---- DATA RECORDS
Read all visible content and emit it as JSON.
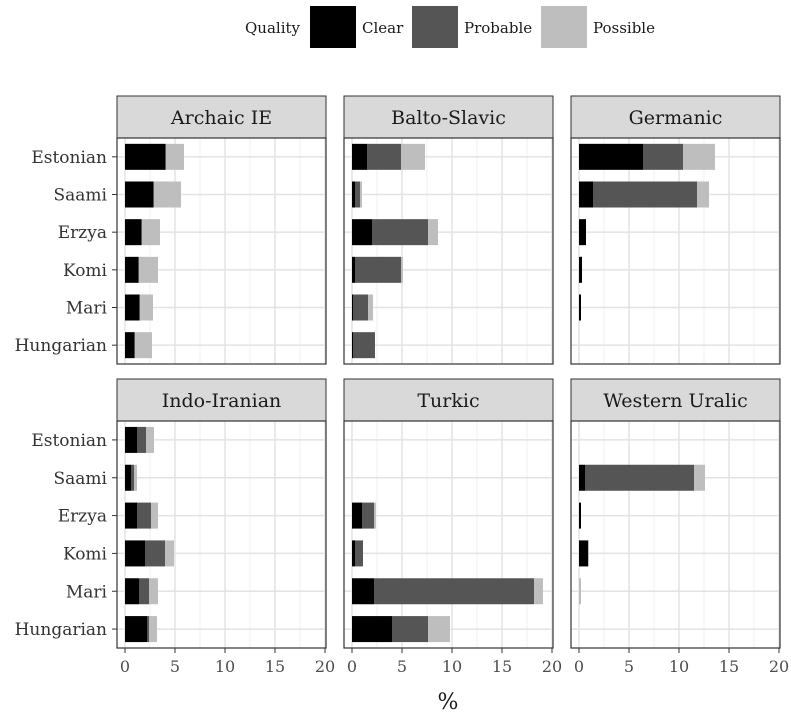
{
  "chart_data": {
    "type": "bar",
    "orientation": "horizontal",
    "stacked": true,
    "faceted": true,
    "xlabel": "%",
    "xlim": [
      0,
      20
    ],
    "x_ticks": [
      0,
      5,
      10,
      15,
      20
    ],
    "grid": true,
    "categories": [
      "Estonian",
      "Saami",
      "Erzya",
      "Komi",
      "Mari",
      "Hungarian"
    ],
    "legend": {
      "title": "Quality",
      "position": "top",
      "entries": [
        {
          "name": "Clear",
          "color": "#000000"
        },
        {
          "name": "Probable",
          "color": "#555555"
        },
        {
          "name": "Possible",
          "color": "#bebebe"
        }
      ]
    },
    "panels": [
      {
        "title": "Archaic IE",
        "series": [
          {
            "name": "Clear",
            "values": [
              4.0,
              2.8,
              1.6,
              1.3,
              1.4,
              0.9
            ]
          },
          {
            "name": "Probable",
            "values": [
              0.1,
              0.1,
              0.1,
              0.1,
              0.1,
              0.1
            ]
          },
          {
            "name": "Possible",
            "values": [
              1.8,
              2.7,
              1.8,
              1.9,
              1.3,
              1.7
            ]
          }
        ]
      },
      {
        "title": "Balto-Slavic",
        "series": [
          {
            "name": "Clear",
            "values": [
              1.5,
              0.3,
              2.0,
              0.3,
              0.1,
              0.1
            ]
          },
          {
            "name": "Probable",
            "values": [
              3.4,
              0.5,
              5.6,
              4.6,
              1.5,
              2.2
            ]
          },
          {
            "name": "Possible",
            "values": [
              2.4,
              0.2,
              1.0,
              0.2,
              0.5,
              0.0
            ]
          }
        ]
      },
      {
        "title": "Germanic",
        "series": [
          {
            "name": "Clear",
            "values": [
              6.4,
              1.4,
              0.7,
              0.3,
              0.2,
              0.0
            ]
          },
          {
            "name": "Probable",
            "values": [
              4.0,
              10.4,
              0.0,
              0.0,
              0.0,
              0.0
            ]
          },
          {
            "name": "Possible",
            "values": [
              3.2,
              1.2,
              0.0,
              0.0,
              0.0,
              0.0
            ]
          }
        ]
      },
      {
        "title": "Indo-Iranian",
        "series": [
          {
            "name": "Clear",
            "values": [
              1.2,
              0.6,
              1.2,
              2.0,
              1.4,
              2.2
            ]
          },
          {
            "name": "Probable",
            "values": [
              0.9,
              0.3,
              1.4,
              2.0,
              1.0,
              0.2
            ]
          },
          {
            "name": "Possible",
            "values": [
              0.8,
              0.3,
              0.7,
              0.9,
              0.9,
              0.8
            ]
          }
        ]
      },
      {
        "title": "Turkic",
        "series": [
          {
            "name": "Clear",
            "values": [
              0.0,
              0.0,
              1.0,
              0.3,
              2.2,
              4.0
            ]
          },
          {
            "name": "Probable",
            "values": [
              0.0,
              0.0,
              1.2,
              0.8,
              16.0,
              3.6
            ]
          },
          {
            "name": "Possible",
            "values": [
              0.0,
              0.0,
              0.2,
              0.0,
              0.9,
              2.2
            ]
          }
        ]
      },
      {
        "title": "Western Uralic",
        "series": [
          {
            "name": "Clear",
            "values": [
              0.0,
              0.6,
              0.2,
              0.9,
              0.0,
              0.0
            ]
          },
          {
            "name": "Probable",
            "values": [
              0.0,
              10.9,
              0.0,
              0.0,
              0.0,
              0.0
            ]
          },
          {
            "name": "Possible",
            "values": [
              0.0,
              1.1,
              0.0,
              0.1,
              0.2,
              0.0
            ]
          }
        ]
      }
    ]
  }
}
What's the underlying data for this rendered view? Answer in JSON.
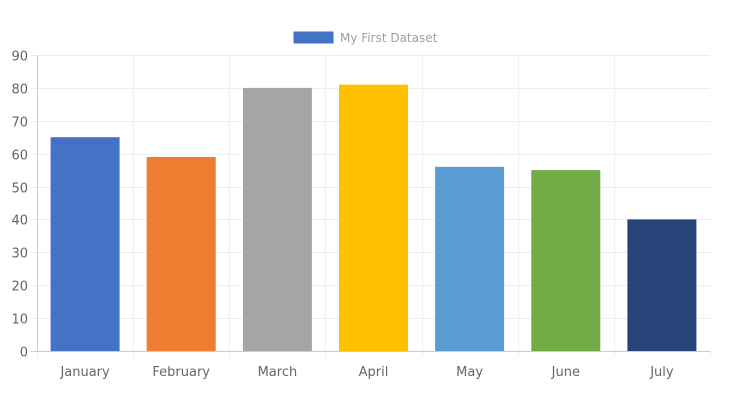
{
  "chart_data": {
    "type": "bar",
    "categories": [
      "January",
      "February",
      "March",
      "April",
      "May",
      "June",
      "July"
    ],
    "series": [
      {
        "name": "My First Dataset",
        "values": [
          65,
          59,
          80,
          81,
          56,
          55,
          40
        ]
      }
    ],
    "bar_colors": [
      "#4472c4",
      "#ed7d31",
      "#a5a5a5",
      "#ffc000",
      "#5b9bd5",
      "#70ad47",
      "#264478"
    ],
    "legend_color": "#4472c4",
    "grid_color": "#eeeeee",
    "axis_color": "#cccccc",
    "ylim": [
      0,
      90
    ],
    "y_ticks": [
      0,
      10,
      20,
      30,
      40,
      50,
      60,
      70,
      80,
      90
    ],
    "grid": true,
    "legend_position": "top-center",
    "title": "",
    "xlabel": "",
    "ylabel": ""
  }
}
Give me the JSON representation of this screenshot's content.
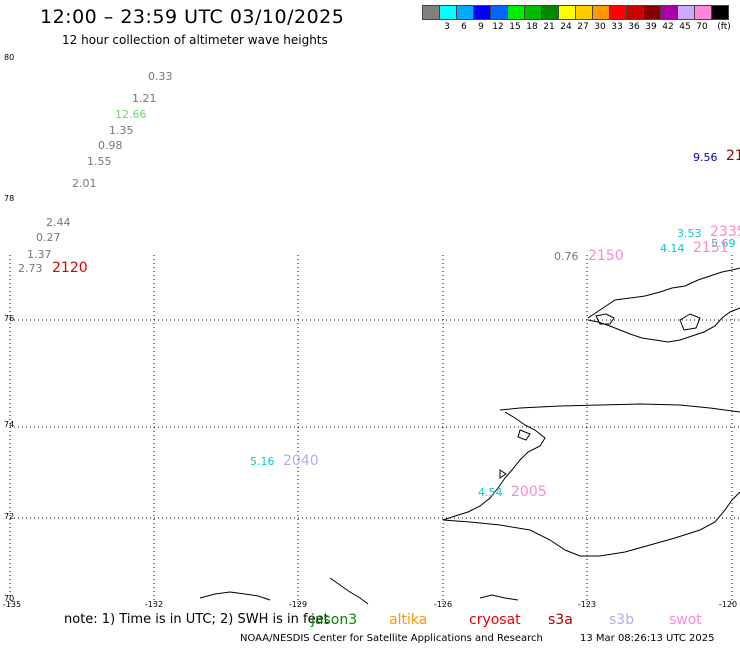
{
  "header": {
    "title": "12:00 – 23:59 UTC 03/10/2025",
    "subtitle": "12 hour collection of altimeter wave heights"
  },
  "colorbar": {
    "unit_label": "(ft)",
    "entries": [
      {
        "label": "",
        "color": "#808080"
      },
      {
        "label": "3",
        "color": "#00ffff"
      },
      {
        "label": "6",
        "color": "#00aaff"
      },
      {
        "label": "9",
        "color": "#0000ff"
      },
      {
        "label": "12",
        "color": "#0066ff"
      },
      {
        "label": "15",
        "color": "#00ee00"
      },
      {
        "label": "18",
        "color": "#00bb00"
      },
      {
        "label": "21",
        "color": "#008800"
      },
      {
        "label": "24",
        "color": "#ffff00"
      },
      {
        "label": "27",
        "color": "#ffcc00"
      },
      {
        "label": "30",
        "color": "#ff9900"
      },
      {
        "label": "33",
        "color": "#ff0000"
      },
      {
        "label": "36",
        "color": "#cc0000"
      },
      {
        "label": "39",
        "color": "#880000"
      },
      {
        "label": "42",
        "color": "#aa00aa"
      },
      {
        "label": "45",
        "color": "#ccaaff"
      },
      {
        "label": "70",
        "color": "#ff88dd"
      },
      {
        "label": "",
        "color": "#000000"
      }
    ]
  },
  "axes": {
    "lat_labels": [
      "80",
      "78",
      "76",
      "74",
      "72",
      "70"
    ],
    "lon_labels": [
      "-135",
      "-132",
      "-129",
      "-126",
      "-123",
      "-120"
    ]
  },
  "observations": [
    {
      "text": "0.33",
      "color": "#777777"
    },
    {
      "text": "1.21",
      "color": "#777777"
    },
    {
      "text": "12.66",
      "color": "#66dd66"
    },
    {
      "text": "1.35",
      "color": "#777777"
    },
    {
      "text": "0.98",
      "color": "#777777"
    },
    {
      "text": "1.55",
      "color": "#777777"
    },
    {
      "text": "2.01",
      "color": "#777777"
    },
    {
      "text": "2.44",
      "color": "#777777"
    },
    {
      "text": "0.27",
      "color": "#777777"
    },
    {
      "text": "1.37",
      "color": "#777777"
    },
    {
      "text": "2.73",
      "color": "#777777"
    },
    {
      "text": "0.76",
      "color": "#777777"
    },
    {
      "text": "9.56",
      "color": "#0000aa"
    },
    {
      "text": "3.53",
      "color": "#00cccc"
    },
    {
      "text": "4.14",
      "color": "#00cccc"
    },
    {
      "text": "5.69",
      "color": "#00cccc"
    },
    {
      "text": "5.16",
      "color": "#00cccc"
    },
    {
      "text": "4.54",
      "color": "#00cccc"
    }
  ],
  "pass_times": [
    {
      "text": "2120",
      "color": "#dd0000"
    },
    {
      "text": "2150",
      "color": "#ff88cc"
    },
    {
      "text": "21",
      "color": "#880000"
    },
    {
      "text": "2335",
      "color": "#ff88cc"
    },
    {
      "text": "2151",
      "color": "#ff88cc"
    },
    {
      "text": "2040",
      "color": "#bbaaee"
    },
    {
      "text": "2005",
      "color": "#ff88cc"
    }
  ],
  "footer": {
    "note": "note:  1) Time is in UTC; 2) SWH is in feet",
    "satellites": [
      {
        "name": "jason3",
        "color": "#008800"
      },
      {
        "name": "altika",
        "color": "#ff9900"
      },
      {
        "name": "cryosat",
        "color": "#ee0000"
      },
      {
        "name": "s3a",
        "color": "#aa0000"
      },
      {
        "name": "s3b",
        "color": "#bbaaee"
      },
      {
        "name": "swot",
        "color": "#ff88dd"
      }
    ],
    "credit": "NOAA/NESDIS Center for Satellite Applications and Research",
    "timestamp": "13 Mar 08:26:13 UTC 2025"
  }
}
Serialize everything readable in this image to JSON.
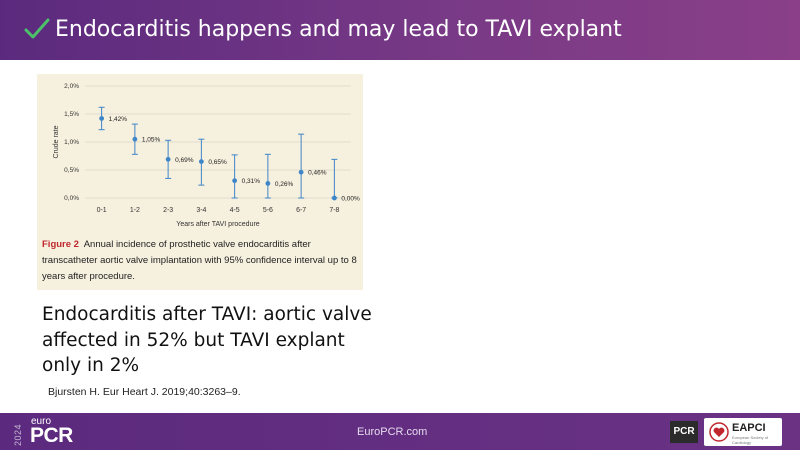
{
  "slide": {
    "title": "Endocarditis happens and may lead to TAVI explant"
  },
  "figure": {
    "caption_label": "Figure 2",
    "caption_text": "Annual incidence of prosthetic valve endocarditis after transcatheter aortic valve implantation with 95% confidence interval up to 8 years after procedure."
  },
  "chart_data": {
    "type": "scatter",
    "categories": [
      "0-1",
      "1-2",
      "2-3",
      "3-4",
      "4-5",
      "5-6",
      "6-7",
      "7-8"
    ],
    "values": [
      1.42,
      1.05,
      0.69,
      0.65,
      0.31,
      0.26,
      0.46,
      0.0
    ],
    "value_labels": [
      "1,42%",
      "1,05%",
      "0,69%",
      "0,65%",
      "0,31%",
      "0,26%",
      "0,46%",
      "0,00%"
    ],
    "ci_lower": [
      1.22,
      0.78,
      0.35,
      0.23,
      0.0,
      0.0,
      0.0,
      0.0
    ],
    "ci_upper": [
      1.62,
      1.32,
      1.03,
      1.05,
      0.77,
      0.78,
      1.14,
      0.69
    ],
    "ylim": [
      0,
      2.0
    ],
    "yticks": [
      0,
      0.5,
      1.0,
      1.5,
      2.0
    ],
    "ytick_labels": [
      "0,0%",
      "0,5%",
      "1,0%",
      "1,5%",
      "2,0%"
    ],
    "xlabel": "Years after TAVI procedure",
    "ylabel": "Crude rate",
    "grid": true,
    "color": "#3f86c8"
  },
  "main_text": "Endocarditis after TAVI: aortic valve affected in 52% but TAVI explant only in 2%",
  "citation": "Bjursten H. Eur Heart J. 2019;40:3263–9.",
  "footer": {
    "year": "2024",
    "logo_small": "euro",
    "logo_main": "PCR",
    "url": "EuroPCR.com",
    "badge_pcr": "PCR",
    "badge_eapci": "EAPCI",
    "badge_eapci_sub": "European Society of Cardiology"
  },
  "colors": {
    "header": "#6b3284",
    "check": "#4cc26a",
    "caption_label": "#c0272d"
  }
}
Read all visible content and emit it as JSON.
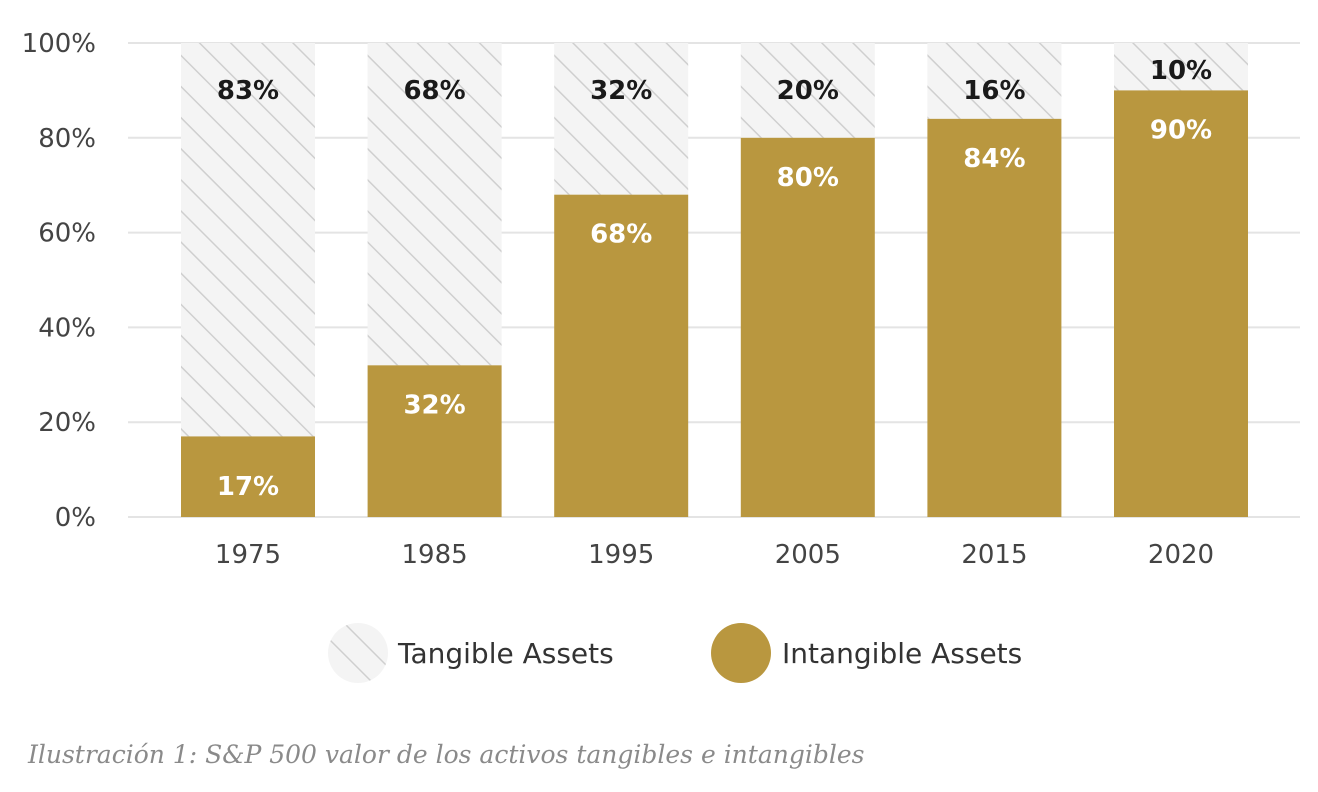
{
  "chart_data": {
    "type": "bar",
    "stacked": true,
    "categories": [
      "1975",
      "1985",
      "1995",
      "2005",
      "2015",
      "2020"
    ],
    "series": [
      {
        "name": "Intangible Assets",
        "values": [
          17,
          32,
          68,
          80,
          84,
          90
        ],
        "labels": [
          "17%",
          "32%",
          "68%",
          "80%",
          "84%",
          "90%"
        ],
        "color": "#b9973f",
        "pattern": "solid"
      },
      {
        "name": "Tangible Assets",
        "values": [
          83,
          68,
          32,
          20,
          16,
          10
        ],
        "labels": [
          "83%",
          "68%",
          "32%",
          "20%",
          "16%",
          "10%"
        ],
        "color": "#e6e6e6",
        "pattern": "diagonal-hatch"
      }
    ],
    "ylim": [
      0,
      100
    ],
    "yticks": [
      0,
      20,
      40,
      60,
      80,
      100
    ],
    "ytick_labels": [
      "0%",
      "20%",
      "40%",
      "60%",
      "80%",
      "100%"
    ],
    "grid": true,
    "legend_position": "bottom-center"
  },
  "caption": "Ilustración 1: S&P 500 valor de los activos tangibles e intangibles"
}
--------
Respond with nothing but the number of lines in the entries that contain the string "this".

▸ **RIGHT ANSWER**
3